■ Records supplied ■
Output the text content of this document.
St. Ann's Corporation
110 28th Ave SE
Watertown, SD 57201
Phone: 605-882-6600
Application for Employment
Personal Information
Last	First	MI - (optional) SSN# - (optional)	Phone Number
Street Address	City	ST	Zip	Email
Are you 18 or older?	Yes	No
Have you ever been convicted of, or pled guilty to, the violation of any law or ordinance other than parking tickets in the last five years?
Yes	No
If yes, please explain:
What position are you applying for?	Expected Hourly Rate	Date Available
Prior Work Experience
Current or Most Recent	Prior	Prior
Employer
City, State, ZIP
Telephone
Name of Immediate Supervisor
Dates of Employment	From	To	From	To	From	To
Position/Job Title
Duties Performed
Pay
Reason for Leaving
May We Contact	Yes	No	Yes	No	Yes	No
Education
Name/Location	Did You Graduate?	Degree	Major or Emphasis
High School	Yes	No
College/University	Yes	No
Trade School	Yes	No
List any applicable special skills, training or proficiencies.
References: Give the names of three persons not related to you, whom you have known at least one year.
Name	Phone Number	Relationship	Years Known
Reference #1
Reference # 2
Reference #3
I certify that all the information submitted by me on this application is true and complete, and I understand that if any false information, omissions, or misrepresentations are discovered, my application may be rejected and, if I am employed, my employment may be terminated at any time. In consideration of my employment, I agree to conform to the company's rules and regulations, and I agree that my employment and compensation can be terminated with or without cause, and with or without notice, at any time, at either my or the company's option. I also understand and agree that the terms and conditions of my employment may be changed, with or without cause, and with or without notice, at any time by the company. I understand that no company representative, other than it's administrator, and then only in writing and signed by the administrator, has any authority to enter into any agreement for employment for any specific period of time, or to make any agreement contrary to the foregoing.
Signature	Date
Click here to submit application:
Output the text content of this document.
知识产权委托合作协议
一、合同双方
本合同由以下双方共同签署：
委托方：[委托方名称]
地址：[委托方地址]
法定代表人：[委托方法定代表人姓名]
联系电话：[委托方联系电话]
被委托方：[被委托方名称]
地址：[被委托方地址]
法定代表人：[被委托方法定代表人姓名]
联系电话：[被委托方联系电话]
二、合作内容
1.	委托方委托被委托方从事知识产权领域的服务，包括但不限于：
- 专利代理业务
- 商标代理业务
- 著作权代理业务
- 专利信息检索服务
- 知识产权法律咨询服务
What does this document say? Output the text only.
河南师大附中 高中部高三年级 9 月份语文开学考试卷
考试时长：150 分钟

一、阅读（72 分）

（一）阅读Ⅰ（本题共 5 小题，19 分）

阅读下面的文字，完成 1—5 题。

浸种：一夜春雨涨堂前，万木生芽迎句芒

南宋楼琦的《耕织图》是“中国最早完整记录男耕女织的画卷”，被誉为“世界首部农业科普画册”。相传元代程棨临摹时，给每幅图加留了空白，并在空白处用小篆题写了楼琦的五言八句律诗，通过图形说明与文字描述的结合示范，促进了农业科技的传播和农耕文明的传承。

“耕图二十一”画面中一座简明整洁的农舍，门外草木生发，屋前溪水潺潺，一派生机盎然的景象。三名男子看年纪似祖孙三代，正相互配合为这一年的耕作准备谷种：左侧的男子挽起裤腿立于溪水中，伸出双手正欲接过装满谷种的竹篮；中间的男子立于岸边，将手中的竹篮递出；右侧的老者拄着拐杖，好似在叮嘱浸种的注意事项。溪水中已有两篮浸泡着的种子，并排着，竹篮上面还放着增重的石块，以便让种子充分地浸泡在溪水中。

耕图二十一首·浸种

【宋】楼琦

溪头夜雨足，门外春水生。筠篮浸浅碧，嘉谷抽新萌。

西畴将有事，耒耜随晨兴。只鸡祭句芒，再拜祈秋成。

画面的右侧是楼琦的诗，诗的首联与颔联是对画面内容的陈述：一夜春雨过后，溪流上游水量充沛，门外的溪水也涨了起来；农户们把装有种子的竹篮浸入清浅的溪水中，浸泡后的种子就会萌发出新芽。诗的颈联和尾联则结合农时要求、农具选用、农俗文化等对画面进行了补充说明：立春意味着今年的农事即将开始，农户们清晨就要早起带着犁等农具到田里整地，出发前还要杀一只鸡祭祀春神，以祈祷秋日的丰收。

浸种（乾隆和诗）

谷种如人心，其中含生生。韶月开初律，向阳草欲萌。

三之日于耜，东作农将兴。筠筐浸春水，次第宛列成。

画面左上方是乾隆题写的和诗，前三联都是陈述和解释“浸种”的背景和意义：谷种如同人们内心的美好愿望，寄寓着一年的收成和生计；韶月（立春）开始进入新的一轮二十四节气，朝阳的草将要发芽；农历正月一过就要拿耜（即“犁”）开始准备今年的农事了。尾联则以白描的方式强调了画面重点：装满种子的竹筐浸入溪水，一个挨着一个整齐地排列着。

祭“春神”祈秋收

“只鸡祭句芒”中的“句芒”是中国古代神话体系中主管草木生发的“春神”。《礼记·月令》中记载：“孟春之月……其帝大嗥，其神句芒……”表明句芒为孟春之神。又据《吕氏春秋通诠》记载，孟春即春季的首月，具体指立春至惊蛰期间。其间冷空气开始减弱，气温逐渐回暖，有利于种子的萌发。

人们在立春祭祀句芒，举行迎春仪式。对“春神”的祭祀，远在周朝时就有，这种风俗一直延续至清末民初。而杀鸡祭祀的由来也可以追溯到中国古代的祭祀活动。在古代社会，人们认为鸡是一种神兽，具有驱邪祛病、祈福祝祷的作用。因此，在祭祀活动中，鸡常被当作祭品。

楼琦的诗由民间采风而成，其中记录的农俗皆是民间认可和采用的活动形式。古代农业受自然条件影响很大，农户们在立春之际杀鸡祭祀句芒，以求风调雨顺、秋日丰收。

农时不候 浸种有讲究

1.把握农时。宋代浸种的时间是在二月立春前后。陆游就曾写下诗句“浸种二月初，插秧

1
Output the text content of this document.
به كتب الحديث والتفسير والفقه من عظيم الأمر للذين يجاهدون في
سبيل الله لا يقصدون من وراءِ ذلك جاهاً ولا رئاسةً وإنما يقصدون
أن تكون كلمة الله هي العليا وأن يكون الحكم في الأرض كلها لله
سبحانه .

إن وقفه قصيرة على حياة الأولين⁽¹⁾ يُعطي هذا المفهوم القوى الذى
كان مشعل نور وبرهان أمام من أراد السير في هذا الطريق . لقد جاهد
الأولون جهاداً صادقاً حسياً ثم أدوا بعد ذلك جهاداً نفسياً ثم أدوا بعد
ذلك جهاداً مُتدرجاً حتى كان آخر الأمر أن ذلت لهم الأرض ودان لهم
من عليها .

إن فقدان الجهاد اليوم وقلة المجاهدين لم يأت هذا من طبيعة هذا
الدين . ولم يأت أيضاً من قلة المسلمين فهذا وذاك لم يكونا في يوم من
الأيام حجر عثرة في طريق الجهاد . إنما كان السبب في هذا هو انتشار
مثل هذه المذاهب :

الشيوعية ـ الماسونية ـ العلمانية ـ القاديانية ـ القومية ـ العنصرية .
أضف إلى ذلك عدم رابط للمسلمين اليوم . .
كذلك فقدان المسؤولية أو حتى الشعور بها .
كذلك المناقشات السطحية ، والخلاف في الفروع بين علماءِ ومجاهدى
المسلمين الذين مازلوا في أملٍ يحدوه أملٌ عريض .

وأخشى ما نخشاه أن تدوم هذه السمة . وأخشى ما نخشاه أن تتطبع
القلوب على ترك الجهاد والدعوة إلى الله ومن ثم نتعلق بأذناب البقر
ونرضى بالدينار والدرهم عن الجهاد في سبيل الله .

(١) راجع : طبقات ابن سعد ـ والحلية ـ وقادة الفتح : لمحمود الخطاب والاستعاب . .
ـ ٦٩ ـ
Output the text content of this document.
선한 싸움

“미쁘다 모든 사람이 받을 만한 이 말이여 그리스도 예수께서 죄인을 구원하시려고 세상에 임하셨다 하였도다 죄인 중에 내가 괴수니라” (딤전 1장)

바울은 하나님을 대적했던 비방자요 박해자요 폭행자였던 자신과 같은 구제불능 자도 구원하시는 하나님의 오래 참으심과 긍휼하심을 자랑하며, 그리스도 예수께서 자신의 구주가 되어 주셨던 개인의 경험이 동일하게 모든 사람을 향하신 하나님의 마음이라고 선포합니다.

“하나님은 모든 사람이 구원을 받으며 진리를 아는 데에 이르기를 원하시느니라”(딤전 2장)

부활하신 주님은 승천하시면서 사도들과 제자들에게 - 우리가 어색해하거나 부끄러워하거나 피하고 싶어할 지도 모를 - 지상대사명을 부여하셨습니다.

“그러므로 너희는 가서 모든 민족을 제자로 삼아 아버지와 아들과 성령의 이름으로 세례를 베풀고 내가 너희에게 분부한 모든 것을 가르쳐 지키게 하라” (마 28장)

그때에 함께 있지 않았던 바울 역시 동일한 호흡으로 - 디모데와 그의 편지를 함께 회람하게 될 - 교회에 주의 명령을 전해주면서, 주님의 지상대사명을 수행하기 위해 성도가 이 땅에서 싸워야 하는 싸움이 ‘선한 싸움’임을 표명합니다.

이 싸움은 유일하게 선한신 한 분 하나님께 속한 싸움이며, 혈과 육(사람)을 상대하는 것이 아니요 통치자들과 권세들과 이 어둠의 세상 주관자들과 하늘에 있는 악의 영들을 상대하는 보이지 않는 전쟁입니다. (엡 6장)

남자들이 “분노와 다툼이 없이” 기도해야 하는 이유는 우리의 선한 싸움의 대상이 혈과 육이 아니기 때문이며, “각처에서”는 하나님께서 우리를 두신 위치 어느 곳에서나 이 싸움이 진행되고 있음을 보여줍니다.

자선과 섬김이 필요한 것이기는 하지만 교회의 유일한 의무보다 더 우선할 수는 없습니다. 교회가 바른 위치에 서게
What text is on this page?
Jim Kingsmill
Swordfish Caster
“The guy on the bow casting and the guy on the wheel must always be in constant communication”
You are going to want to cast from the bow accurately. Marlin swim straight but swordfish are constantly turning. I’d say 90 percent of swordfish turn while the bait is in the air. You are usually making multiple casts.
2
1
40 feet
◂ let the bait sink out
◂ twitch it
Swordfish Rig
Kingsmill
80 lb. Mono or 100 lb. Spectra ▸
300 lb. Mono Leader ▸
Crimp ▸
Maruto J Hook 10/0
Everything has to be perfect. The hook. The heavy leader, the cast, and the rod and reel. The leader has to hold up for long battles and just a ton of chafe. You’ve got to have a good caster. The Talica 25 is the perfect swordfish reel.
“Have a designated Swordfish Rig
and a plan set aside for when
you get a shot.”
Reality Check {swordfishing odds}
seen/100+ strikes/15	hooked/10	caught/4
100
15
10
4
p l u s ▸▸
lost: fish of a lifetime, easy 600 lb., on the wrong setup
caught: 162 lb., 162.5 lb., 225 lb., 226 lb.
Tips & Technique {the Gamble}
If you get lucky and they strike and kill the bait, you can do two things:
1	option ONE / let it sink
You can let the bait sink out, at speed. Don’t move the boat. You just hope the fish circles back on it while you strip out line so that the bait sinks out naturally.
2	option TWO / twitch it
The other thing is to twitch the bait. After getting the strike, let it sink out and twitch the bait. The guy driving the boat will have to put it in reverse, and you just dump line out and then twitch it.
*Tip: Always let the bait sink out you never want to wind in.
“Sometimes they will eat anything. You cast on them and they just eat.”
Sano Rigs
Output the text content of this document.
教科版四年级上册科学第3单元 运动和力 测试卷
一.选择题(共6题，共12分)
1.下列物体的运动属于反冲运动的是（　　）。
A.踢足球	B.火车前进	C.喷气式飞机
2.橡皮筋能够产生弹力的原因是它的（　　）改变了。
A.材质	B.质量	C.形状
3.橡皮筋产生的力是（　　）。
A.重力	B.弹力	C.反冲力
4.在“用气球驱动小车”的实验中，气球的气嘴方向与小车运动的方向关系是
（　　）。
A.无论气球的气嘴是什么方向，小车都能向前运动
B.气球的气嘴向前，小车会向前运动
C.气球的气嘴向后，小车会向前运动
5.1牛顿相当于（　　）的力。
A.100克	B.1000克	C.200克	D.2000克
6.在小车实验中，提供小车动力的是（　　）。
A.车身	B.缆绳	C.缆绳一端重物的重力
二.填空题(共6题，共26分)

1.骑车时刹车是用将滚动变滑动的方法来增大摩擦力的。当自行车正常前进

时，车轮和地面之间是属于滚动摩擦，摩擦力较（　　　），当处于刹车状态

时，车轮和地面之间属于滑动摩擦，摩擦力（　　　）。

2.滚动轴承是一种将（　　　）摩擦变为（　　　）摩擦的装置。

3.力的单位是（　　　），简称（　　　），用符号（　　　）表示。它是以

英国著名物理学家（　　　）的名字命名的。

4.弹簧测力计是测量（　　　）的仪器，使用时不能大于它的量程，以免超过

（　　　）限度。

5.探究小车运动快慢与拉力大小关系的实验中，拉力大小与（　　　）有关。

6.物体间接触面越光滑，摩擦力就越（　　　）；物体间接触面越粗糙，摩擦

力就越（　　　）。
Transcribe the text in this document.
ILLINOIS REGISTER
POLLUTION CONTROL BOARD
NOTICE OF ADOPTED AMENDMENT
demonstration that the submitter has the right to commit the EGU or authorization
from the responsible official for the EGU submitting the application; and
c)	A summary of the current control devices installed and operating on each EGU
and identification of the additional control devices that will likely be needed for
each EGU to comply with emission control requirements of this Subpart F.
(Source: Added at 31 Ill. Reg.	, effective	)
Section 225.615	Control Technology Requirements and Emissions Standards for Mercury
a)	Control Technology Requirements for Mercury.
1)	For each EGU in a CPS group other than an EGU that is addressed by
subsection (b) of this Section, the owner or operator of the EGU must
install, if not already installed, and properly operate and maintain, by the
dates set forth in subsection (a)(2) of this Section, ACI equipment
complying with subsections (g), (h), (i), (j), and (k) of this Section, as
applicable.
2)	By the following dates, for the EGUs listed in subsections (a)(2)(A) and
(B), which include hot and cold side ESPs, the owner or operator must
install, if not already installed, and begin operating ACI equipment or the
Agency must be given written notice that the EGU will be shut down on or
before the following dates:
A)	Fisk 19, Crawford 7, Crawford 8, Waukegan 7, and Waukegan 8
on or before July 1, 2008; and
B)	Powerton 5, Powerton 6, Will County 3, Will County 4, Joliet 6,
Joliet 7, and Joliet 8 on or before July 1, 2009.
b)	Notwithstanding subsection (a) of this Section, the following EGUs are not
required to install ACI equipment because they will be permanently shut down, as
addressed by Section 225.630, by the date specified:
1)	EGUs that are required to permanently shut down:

■ Request ■
Each line containing the word "permanently" counts once; say how many such lines there are, giving only the number.

■ Finished answer ■
2